## Exercise objective
Copy out each line that mentions the word "icon".

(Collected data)
====

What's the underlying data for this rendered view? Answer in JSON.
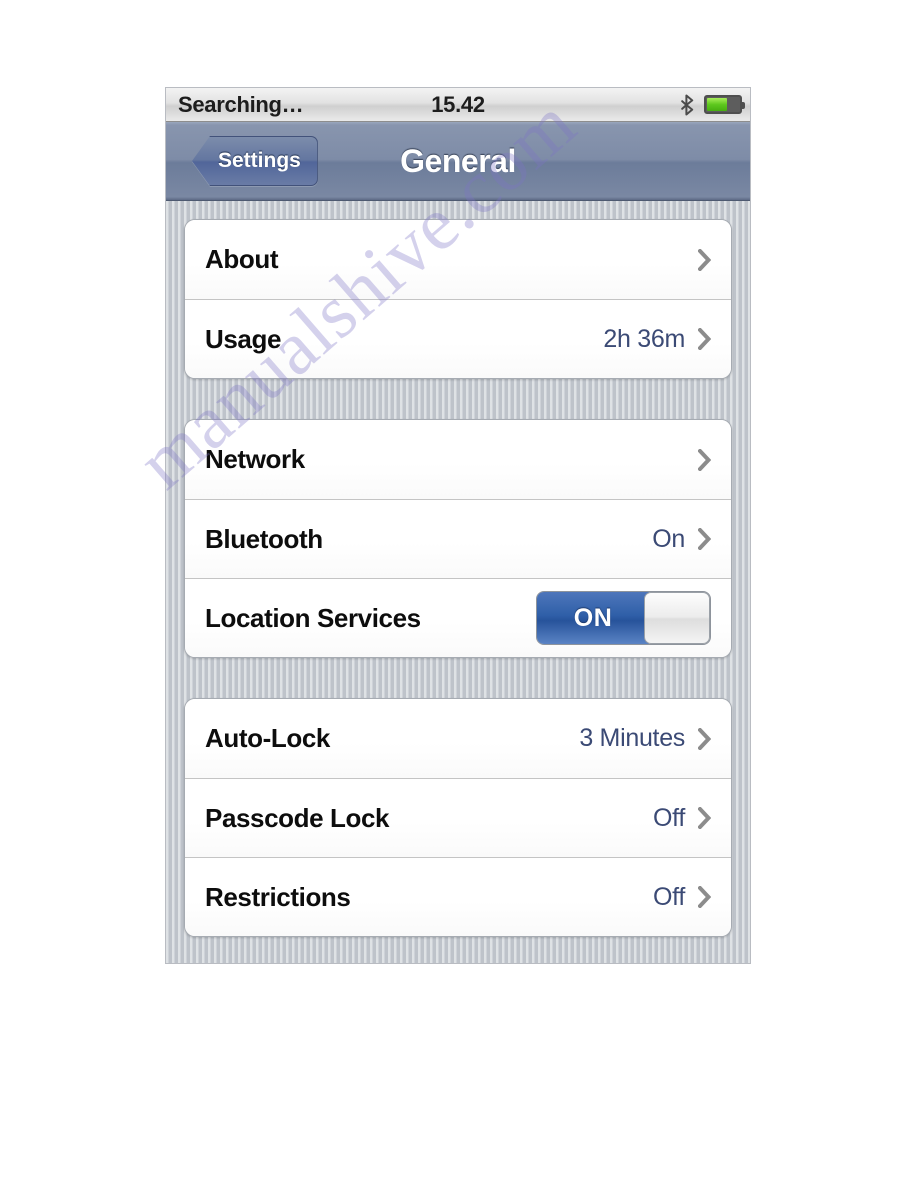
{
  "statusbar": {
    "carrier": "Searching…",
    "time": "15.42",
    "bluetooth_icon": "bluetooth-icon",
    "battery_icon": "battery-icon",
    "battery_level_percent": 58
  },
  "navbar": {
    "back_label": "Settings",
    "title": "General"
  },
  "groups": [
    {
      "rows": [
        {
          "label": "About",
          "value": "",
          "accessory": "chevron"
        },
        {
          "label": "Usage",
          "value": "2h 36m",
          "accessory": "chevron"
        }
      ]
    },
    {
      "rows": [
        {
          "label": "Network",
          "value": "",
          "accessory": "chevron"
        },
        {
          "label": "Bluetooth",
          "value": "On",
          "accessory": "chevron"
        },
        {
          "label": "Location Services",
          "value": "",
          "accessory": "switch",
          "switch_state": "ON"
        }
      ]
    },
    {
      "rows": [
        {
          "label": "Auto-Lock",
          "value": "3 Minutes",
          "accessory": "chevron"
        },
        {
          "label": "Passcode Lock",
          "value": "Off",
          "accessory": "chevron"
        },
        {
          "label": "Restrictions",
          "value": "Off",
          "accessory": "chevron"
        }
      ]
    }
  ],
  "watermark": {
    "text": "manualshive.com"
  },
  "colors": {
    "navbar_blue": "#6c7c9a",
    "value_text": "#3b4a75",
    "switch_on_blue": "#2f5fa8",
    "battery_green": "#5ec81e",
    "watermark": "#7c74c4"
  }
}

====

## Output of the exercise
    "bluetooth_icon": "bluetooth-icon",
    "battery_icon": "battery-icon",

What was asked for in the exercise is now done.